[start]

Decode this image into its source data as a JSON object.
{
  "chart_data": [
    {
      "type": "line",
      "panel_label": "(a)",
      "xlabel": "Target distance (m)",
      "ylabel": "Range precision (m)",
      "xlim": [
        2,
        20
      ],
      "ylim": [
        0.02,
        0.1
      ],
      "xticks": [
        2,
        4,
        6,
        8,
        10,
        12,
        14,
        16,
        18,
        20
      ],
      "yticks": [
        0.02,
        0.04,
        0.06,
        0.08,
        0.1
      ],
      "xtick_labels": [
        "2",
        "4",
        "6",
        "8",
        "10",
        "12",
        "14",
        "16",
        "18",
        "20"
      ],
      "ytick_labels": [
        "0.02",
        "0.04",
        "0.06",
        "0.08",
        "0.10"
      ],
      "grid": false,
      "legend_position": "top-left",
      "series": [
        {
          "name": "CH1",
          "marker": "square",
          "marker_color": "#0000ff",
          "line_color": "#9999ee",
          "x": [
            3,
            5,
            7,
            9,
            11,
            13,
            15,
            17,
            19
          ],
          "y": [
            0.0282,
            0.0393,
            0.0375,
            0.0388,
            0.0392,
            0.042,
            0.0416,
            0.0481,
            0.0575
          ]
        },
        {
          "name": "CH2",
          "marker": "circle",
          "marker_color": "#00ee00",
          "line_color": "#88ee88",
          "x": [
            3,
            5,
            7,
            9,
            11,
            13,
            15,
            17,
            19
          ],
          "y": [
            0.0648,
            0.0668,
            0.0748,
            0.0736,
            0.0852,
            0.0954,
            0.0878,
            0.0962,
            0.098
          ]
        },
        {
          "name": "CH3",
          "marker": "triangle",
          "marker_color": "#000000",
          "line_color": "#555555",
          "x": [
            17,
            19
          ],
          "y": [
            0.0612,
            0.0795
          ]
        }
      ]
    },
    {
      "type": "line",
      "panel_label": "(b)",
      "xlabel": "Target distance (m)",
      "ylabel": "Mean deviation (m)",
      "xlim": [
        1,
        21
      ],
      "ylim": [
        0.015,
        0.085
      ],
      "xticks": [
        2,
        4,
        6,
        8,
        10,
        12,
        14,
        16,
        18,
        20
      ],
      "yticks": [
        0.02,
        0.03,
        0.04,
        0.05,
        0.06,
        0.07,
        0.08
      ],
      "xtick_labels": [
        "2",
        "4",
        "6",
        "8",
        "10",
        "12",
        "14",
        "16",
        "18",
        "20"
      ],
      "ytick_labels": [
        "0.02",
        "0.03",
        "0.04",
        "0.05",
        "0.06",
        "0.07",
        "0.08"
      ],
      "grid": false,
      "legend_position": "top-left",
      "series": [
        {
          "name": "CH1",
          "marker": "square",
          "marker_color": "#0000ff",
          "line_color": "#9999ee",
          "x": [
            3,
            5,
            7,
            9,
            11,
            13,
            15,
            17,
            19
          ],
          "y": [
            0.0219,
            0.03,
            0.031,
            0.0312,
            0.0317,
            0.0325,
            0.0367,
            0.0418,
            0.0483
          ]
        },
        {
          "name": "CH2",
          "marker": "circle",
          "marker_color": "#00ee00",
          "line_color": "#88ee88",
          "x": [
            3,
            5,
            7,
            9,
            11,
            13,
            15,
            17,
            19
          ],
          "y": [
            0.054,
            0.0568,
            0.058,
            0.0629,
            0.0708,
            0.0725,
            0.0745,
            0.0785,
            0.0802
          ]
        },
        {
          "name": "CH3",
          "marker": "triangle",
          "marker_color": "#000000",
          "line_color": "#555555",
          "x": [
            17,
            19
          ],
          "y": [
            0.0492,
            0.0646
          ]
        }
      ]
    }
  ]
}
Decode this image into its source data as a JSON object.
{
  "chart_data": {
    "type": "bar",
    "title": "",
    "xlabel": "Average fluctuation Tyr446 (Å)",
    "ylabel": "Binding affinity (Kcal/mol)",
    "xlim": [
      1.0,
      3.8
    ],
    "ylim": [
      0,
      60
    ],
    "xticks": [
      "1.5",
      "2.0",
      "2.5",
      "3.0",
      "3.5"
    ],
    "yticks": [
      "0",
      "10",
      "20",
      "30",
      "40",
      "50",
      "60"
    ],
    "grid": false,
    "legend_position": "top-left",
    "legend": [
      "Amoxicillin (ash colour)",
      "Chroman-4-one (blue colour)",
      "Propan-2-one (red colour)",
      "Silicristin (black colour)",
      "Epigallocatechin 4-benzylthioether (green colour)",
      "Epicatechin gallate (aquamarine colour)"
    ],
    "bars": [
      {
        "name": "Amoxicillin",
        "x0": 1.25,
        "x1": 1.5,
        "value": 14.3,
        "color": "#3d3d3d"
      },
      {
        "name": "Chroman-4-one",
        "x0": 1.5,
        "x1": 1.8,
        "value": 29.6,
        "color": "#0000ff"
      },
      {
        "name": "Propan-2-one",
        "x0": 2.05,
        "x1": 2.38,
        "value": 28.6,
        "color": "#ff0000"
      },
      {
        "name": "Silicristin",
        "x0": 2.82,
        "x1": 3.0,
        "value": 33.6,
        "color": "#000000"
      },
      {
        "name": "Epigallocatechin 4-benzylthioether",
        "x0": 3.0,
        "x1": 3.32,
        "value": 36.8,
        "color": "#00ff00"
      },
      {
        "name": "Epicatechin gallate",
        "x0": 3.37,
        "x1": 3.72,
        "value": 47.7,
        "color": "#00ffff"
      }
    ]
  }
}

[end]

To be done: Write the data back out verbatim.

Full solution:
Decode this image into its source data as a JSON object.
{
  "chart_data": [
    {
      "type": "line",
      "panel_label": "(a)",
      "xlabel": "Target distance (m)",
      "ylabel": "Range precision (m)",
      "xlim": [
        2,
        20
      ],
      "ylim": [
        0.02,
        0.1
      ],
      "xticks": [
        2,
        4,
        6,
        8,
        10,
        12,
        14,
        16,
        18,
        20
      ],
      "yticks": [
        0.02,
        0.04,
        0.06,
        0.08,
        0.1
      ],
      "xtick_labels": [
        "2",
        "4",
        "6",
        "8",
        "10",
        "12",
        "14",
        "16",
        "18",
        "20"
      ],
      "ytick_labels": [
        "0.02",
        "0.04",
        "0.06",
        "0.08",
        "0.10"
      ],
      "grid": false,
      "legend_position": "top-left",
      "series": [
        {
          "name": "CH1",
          "marker": "square",
          "marker_color": "#0000ff",
          "line_color": "#9999ee",
          "x": [
            3,
            5,
            7,
            9,
            11,
            13,
            15,
            17,
            19
          ],
          "y": [
            0.0282,
            0.0393,
            0.0375,
            0.0388,
            0.0392,
            0.042,
            0.0416,
            0.0481,
            0.0575
          ]
        },
        {
          "name": "CH2",
          "marker": "circle",
          "marker_color": "#00ee00",
          "line_color": "#88ee88",
          "x": [
            3,
            5,
            7,
            9,
            11,
            13,
            15,
            17,
            19
          ],
          "y": [
            0.0648,
            0.0668,
            0.0748,
            0.0736,
            0.0852,
            0.0954,
            0.0878,
            0.0962,
            0.098
          ]
        },
        {
          "name": "CH3",
          "marker": "triangle",
          "marker_color": "#000000",
          "line_color": "#555555",
          "x": [
            17,
            19
          ],
          "y": [
            0.0612,
            0.0795
          ]
        }
      ]
    },
    {
      "type": "line",
      "panel_label": "(b)",
      "xlabel": "Target distance (m)",
      "ylabel": "Mean deviation (m)",
      "xlim": [
        1,
        21
      ],
      "ylim": [
        0.015,
        0.085
      ],
      "xticks": [
        2,
        4,
        6,
        8,
        10,
        12,
        14,
        16,
        18,
        20
      ],
      "yticks": [
        0.02,
        0.03,
        0.04,
        0.05,
        0.06,
        0.07,
        0.08
      ],
      "xtick_labels": [
        "2",
        "4",
        "6",
        "8",
        "10",
        "12",
        "14",
        "16",
        "18",
        "20"
      ],
      "ytick_labels": [
        "0.02",
        "0.03",
        "0.04",
        "0.05",
        "0.06",
        "0.07",
        "0.08"
      ],
      "grid": false,
      "legend_position": "top-left",
      "series": [
        {
          "name": "CH1",
          "marker": "square",
          "marker_color": "#0000ff",
          "line_color": "#9999ee",
          "x": [
            3,
            5,
            7,
            9,
            11,
            13,
            15,
            17,
            19
          ],
          "y": [
            0.0219,
            0.03,
            0.031,
            0.0312,
            0.0317,
            0.0325,
            0.0367,
            0.0418,
            0.0483
          ]
        },
        {
          "name": "CH2",
          "marker": "circle",
          "marker_color": "#00ee00",
          "line_color": "#88ee88",
          "x": [
            3,
            5,
            7,
            9,
            11,
            13,
            15,
            17,
            19
          ],
          "y": [
            0.054,
            0.0568,
            0.058,
            0.0629,
            0.0708,
            0.0725,
            0.0745,
            0.0785,
            0.0802
          ]
        },
        {
          "name": "CH3",
          "marker": "triangle",
          "marker_color": "#000000",
          "line_color": "#555555",
          "x": [
            17,
            19
          ],
          "y": [
            0.0492,
            0.0646
          ]
        }
      ]
    }
  ]
}
Decode this image into its source data as a JSON object.
{
  "chart_data": {
    "type": "bar",
    "title": "",
    "xlabel": "Average fluctuation Tyr446 (Å)",
    "ylabel": "Binding affinity (Kcal/mol)",
    "xlim": [
      1.0,
      3.8
    ],
    "ylim": [
      0,
      60
    ],
    "xticks": [
      "1.5",
      "2.0",
      "2.5",
      "3.0",
      "3.5"
    ],
    "yticks": [
      "0",
      "10",
      "20",
      "30",
      "40",
      "50",
      "60"
    ],
    "grid": false,
    "legend_position": "top-left",
    "legend": [
      "Amoxicillin (ash colour)",
      "Chroman-4-one (blue colour)",
      "Propan-2-one (red colour)",
      "Silicristin (black colour)",
      "Epigallocatechin 4-benzylthioether (green colour)",
      "Epicatechin gallate (aquamarine colour)"
    ],
    "bars": [
      {
        "name": "Amoxicillin",
        "x0": 1.25,
        "x1": 1.5,
        "value": 14.3,
        "color": "#3d3d3d"
      },
      {
        "name": "Chroman-4-one",
        "x0": 1.5,
        "x1": 1.8,
        "value": 29.6,
        "color": "#0000ff"
      },
      {
        "name": "Propan-2-one",
        "x0": 2.05,
        "x1": 2.38,
        "value": 28.6,
        "color": "#ff0000"
      },
      {
        "name": "Silicristin",
        "x0": 2.82,
        "x1": 3.0,
        "value": 33.6,
        "color": "#000000"
      },
      {
        "name": "Epigallocatechin 4-benzylthioether",
        "x0": 3.0,
        "x1": 3.32,
        "value": 36.8,
        "color": "#00ff00"
      },
      {
        "name": "Epicatechin gallate",
        "x0": 3.37,
        "x1": 3.72,
        "value": 47.7,
        "color": "#00ffff"
      }
    ]
  }
}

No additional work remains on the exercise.